-- begin Extracted entries --
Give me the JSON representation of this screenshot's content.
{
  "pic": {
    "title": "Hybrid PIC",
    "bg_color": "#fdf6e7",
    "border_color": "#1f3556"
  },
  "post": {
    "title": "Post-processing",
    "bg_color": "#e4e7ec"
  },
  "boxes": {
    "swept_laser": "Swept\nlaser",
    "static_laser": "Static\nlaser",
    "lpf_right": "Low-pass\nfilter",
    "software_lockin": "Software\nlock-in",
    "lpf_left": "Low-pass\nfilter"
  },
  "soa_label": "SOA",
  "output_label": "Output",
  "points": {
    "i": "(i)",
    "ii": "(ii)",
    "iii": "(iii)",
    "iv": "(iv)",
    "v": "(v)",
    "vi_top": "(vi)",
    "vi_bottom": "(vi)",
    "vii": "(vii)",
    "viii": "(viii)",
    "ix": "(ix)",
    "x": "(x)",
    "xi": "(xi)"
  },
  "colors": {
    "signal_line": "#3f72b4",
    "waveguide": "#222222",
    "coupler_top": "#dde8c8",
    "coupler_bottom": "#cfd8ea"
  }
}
-- end Extracted entries --
Given task:
Your task is to transcribe the material exactly.

The solution:
Give me the JSON representation of this screenshot's content.
{
  "pic": {
    "title": "Hybrid PIC",
    "bg_color": "#fdf6e7",
    "border_color": "#1f3556"
  },
  "post": {
    "title": "Post-processing",
    "bg_color": "#e4e7ec"
  },
  "boxes": {
    "swept_laser": "Swept\nlaser",
    "static_laser": "Static\nlaser",
    "lpf_right": "Low-pass\nfilter",
    "software_lockin": "Software\nlock-in",
    "lpf_left": "Low-pass\nfilter"
  },
  "soa_label": "SOA",
  "output_label": "Output",
  "points": {
    "i": "(i)",
    "ii": "(ii)",
    "iii": "(iii)",
    "iv": "(iv)",
    "v": "(v)",
    "vi_top": "(vi)",
    "vi_bottom": "(vi)",
    "vii": "(vii)",
    "viii": "(viii)",
    "ix": "(ix)",
    "x": "(x)",
    "xi": "(xi)"
  },
  "colors": {
    "signal_line": "#3f72b4",
    "waveguide": "#222222",
    "coupler_top": "#dde8c8",
    "coupler_bottom": "#cfd8ea"
  }
}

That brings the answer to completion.